● **Exercise brief**:
Filter this material down to the lines that hold "ХЛЕБ", copying each one.
#####
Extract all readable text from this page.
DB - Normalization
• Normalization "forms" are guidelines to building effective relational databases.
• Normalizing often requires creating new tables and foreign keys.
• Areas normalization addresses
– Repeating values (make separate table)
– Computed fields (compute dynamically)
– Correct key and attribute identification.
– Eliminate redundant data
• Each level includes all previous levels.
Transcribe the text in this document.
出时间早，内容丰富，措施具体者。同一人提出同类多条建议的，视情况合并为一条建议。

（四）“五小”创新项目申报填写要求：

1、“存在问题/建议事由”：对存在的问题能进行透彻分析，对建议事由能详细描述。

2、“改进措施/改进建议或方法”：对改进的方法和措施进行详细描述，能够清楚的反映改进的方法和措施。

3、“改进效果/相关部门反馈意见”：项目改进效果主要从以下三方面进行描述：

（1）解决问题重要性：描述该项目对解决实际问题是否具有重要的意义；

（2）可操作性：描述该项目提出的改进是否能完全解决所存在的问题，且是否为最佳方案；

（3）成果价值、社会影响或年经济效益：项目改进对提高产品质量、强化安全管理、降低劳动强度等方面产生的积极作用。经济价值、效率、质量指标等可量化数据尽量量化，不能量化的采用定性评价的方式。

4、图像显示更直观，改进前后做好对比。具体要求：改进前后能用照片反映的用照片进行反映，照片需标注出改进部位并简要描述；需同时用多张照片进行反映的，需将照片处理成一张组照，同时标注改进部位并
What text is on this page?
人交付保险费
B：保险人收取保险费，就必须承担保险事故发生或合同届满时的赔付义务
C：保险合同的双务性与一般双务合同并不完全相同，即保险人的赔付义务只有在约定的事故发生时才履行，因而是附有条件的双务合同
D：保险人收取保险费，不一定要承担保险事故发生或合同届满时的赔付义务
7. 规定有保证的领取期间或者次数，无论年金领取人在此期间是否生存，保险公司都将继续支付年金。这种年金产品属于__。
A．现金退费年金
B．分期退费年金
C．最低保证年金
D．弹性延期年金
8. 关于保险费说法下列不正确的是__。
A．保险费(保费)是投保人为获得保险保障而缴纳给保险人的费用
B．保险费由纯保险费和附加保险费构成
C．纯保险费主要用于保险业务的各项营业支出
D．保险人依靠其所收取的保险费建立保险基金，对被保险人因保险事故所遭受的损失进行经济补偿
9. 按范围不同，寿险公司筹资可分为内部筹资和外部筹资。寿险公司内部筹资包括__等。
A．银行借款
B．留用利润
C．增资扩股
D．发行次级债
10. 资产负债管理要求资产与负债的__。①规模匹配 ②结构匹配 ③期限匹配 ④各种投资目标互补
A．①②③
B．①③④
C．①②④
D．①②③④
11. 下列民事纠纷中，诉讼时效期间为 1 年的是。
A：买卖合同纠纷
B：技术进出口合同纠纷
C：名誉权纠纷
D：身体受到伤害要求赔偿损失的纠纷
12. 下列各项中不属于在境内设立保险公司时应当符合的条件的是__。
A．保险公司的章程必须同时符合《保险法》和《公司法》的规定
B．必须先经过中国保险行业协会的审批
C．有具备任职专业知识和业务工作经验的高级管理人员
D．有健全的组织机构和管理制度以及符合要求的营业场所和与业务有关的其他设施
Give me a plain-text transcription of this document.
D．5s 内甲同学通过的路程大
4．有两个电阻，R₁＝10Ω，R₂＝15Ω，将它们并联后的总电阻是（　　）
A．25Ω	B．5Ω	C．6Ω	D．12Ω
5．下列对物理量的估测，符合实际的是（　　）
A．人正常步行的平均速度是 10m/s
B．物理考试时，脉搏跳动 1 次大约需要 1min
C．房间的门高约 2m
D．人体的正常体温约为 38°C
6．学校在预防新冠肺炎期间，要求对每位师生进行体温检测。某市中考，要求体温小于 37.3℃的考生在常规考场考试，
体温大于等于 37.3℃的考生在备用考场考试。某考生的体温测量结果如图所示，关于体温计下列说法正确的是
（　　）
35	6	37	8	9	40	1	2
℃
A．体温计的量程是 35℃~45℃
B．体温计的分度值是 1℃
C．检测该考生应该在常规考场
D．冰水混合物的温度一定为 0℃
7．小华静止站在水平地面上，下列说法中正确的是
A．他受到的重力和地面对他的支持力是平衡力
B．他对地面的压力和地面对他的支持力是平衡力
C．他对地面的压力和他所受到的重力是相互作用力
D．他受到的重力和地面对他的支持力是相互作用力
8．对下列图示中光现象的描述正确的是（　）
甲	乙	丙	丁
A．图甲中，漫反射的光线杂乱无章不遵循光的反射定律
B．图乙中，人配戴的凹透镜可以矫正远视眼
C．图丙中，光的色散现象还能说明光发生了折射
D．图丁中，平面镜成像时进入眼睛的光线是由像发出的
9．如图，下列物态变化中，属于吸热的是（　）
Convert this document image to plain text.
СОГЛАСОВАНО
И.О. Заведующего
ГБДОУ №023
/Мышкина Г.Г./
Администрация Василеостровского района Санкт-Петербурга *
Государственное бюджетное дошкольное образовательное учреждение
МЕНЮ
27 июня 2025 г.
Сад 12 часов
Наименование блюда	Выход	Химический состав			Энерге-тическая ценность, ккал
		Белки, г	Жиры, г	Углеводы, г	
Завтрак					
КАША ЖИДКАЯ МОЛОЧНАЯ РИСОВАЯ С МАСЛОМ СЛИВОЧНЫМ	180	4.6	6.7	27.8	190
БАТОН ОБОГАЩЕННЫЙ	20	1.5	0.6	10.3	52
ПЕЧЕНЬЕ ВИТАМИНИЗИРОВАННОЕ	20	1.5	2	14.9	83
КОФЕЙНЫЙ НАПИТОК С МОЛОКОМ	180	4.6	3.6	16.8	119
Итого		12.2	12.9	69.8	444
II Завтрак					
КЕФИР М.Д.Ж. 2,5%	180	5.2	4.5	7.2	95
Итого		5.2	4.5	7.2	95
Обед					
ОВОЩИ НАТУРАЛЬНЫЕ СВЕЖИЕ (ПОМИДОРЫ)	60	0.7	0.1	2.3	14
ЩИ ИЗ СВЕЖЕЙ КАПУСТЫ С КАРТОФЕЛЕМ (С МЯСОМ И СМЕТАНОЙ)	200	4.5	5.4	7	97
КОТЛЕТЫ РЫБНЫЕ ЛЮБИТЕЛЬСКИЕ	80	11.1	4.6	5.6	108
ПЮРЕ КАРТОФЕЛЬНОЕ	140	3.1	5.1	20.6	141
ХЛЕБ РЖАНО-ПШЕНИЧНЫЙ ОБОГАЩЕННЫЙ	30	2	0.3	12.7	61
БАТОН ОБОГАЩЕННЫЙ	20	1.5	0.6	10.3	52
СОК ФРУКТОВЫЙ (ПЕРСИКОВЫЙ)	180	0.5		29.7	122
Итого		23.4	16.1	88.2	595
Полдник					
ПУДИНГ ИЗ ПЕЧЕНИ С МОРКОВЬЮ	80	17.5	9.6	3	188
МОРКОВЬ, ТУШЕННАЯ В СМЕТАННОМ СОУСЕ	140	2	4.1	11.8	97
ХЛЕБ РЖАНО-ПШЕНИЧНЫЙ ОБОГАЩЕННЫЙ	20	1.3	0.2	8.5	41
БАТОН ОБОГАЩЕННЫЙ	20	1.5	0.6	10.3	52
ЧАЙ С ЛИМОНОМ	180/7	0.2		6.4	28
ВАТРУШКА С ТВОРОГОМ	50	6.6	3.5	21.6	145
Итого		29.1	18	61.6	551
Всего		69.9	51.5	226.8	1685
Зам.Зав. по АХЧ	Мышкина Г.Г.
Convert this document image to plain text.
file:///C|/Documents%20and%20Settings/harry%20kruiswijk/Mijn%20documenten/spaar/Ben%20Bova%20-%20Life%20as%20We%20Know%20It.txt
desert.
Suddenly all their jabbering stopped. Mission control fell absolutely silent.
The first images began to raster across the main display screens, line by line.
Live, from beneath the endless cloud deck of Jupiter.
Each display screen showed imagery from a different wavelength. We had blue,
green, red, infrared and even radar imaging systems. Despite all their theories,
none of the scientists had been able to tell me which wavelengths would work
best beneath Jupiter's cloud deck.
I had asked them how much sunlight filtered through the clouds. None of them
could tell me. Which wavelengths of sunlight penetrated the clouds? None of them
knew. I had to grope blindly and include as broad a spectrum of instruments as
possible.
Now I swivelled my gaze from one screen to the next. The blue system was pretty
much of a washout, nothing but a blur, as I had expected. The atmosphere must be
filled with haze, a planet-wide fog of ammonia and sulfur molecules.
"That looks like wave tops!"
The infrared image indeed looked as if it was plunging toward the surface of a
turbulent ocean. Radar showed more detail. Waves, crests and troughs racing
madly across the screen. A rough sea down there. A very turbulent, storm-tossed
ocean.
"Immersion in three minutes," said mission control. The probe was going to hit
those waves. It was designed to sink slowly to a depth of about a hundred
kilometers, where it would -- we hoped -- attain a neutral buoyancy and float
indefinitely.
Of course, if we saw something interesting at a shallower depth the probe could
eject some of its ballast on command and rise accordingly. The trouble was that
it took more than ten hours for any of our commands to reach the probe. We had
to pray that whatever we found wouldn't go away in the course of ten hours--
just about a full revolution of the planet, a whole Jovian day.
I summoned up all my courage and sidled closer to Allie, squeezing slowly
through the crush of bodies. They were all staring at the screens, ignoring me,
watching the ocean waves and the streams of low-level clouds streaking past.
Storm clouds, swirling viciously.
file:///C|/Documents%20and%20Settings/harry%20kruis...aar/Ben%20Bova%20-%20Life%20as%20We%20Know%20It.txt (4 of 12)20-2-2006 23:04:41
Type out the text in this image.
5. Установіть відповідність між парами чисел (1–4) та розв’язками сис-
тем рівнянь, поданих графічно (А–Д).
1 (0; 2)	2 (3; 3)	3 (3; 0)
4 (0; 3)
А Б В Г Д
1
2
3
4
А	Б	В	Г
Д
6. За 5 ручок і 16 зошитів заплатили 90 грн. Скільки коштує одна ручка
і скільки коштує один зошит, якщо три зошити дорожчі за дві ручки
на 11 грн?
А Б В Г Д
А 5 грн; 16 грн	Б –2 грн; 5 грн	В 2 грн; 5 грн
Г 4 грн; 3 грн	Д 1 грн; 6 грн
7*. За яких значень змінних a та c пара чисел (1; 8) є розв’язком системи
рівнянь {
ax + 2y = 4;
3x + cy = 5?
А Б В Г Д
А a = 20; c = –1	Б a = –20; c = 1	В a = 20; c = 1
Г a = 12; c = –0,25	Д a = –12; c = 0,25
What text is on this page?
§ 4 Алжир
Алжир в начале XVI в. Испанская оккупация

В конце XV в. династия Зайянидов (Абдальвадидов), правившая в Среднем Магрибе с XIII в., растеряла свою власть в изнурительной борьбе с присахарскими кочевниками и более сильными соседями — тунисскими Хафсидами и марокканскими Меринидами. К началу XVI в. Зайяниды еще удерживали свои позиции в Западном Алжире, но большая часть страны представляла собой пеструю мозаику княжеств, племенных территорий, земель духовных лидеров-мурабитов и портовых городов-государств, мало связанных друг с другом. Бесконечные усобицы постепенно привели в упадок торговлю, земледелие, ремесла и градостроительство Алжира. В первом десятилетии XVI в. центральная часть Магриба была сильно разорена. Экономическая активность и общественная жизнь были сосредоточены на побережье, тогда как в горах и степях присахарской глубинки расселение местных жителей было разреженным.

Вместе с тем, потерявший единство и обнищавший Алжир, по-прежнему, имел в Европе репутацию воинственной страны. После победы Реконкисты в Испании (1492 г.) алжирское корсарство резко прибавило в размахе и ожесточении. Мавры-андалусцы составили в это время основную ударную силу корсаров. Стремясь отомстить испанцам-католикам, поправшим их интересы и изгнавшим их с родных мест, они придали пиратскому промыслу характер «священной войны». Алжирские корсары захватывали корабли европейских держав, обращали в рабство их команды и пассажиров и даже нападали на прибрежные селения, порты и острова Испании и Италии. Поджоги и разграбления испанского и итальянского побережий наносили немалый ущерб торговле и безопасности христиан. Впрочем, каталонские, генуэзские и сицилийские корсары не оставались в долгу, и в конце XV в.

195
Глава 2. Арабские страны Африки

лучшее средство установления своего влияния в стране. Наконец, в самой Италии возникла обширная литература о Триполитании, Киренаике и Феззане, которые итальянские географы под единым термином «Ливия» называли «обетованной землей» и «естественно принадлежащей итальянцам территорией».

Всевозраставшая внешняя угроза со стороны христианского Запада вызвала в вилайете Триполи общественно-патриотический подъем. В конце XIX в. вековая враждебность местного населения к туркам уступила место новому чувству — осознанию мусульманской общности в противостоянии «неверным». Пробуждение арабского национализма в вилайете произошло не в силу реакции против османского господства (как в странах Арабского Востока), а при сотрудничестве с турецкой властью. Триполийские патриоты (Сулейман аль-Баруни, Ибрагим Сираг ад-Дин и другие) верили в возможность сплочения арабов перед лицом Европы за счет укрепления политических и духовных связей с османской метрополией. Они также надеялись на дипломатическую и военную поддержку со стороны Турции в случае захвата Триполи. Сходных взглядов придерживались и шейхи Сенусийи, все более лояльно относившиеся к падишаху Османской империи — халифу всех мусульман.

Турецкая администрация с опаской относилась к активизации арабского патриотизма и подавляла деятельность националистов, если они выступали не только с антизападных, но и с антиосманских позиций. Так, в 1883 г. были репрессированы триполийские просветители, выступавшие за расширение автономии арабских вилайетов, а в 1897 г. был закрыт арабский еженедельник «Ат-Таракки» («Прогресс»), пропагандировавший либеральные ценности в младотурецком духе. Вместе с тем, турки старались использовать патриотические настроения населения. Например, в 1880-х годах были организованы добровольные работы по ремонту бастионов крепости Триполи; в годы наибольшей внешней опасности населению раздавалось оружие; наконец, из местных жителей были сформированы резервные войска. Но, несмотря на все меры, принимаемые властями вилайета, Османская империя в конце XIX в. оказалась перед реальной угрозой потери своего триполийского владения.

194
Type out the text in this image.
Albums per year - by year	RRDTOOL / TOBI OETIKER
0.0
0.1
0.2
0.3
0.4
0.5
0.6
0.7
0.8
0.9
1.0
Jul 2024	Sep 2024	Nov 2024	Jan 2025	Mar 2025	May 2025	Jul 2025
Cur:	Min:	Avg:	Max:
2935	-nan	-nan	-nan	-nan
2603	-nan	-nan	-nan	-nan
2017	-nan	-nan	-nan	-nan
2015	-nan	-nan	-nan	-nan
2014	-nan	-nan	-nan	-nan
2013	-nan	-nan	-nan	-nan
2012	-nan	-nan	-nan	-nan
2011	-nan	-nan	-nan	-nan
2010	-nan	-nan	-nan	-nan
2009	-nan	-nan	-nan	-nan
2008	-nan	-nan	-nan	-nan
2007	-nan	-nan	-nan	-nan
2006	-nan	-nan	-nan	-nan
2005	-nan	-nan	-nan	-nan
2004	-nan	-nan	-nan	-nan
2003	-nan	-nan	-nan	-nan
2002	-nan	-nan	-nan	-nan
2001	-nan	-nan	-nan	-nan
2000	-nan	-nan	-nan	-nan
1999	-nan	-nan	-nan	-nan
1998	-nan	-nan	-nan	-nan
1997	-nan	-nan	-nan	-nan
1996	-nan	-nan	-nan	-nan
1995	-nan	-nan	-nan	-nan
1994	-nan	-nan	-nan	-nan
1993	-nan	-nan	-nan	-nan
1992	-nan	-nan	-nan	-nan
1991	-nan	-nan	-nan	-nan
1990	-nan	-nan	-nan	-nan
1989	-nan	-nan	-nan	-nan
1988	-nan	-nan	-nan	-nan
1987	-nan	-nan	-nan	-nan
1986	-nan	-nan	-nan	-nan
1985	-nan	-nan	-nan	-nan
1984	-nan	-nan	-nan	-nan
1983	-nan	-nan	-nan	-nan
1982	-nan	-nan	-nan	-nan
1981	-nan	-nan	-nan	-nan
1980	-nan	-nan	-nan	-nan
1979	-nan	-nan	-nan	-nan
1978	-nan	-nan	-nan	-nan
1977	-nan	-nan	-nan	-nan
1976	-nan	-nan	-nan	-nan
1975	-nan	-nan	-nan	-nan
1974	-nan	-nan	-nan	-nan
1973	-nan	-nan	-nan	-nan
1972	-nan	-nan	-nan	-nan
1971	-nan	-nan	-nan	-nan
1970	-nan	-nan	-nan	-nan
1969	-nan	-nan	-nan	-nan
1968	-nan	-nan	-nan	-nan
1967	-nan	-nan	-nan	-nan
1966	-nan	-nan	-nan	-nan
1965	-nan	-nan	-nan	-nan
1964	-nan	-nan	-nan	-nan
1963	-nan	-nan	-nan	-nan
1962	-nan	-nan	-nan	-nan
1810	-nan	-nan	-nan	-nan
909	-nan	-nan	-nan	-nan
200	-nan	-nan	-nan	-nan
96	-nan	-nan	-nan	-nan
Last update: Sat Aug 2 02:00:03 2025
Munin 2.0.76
#####
● **Written solution**:
ХЛЕБ РЖАНО-ПШЕНИЧНЫЙ ОБОГАЩЕННЫЙ	30	2	0.3	12.7	61
ХЛЕБ РЖАНО-ПШЕНИЧНЫЙ ОБОГАЩЕННЫЙ	20	1.3	0.2	8.5	41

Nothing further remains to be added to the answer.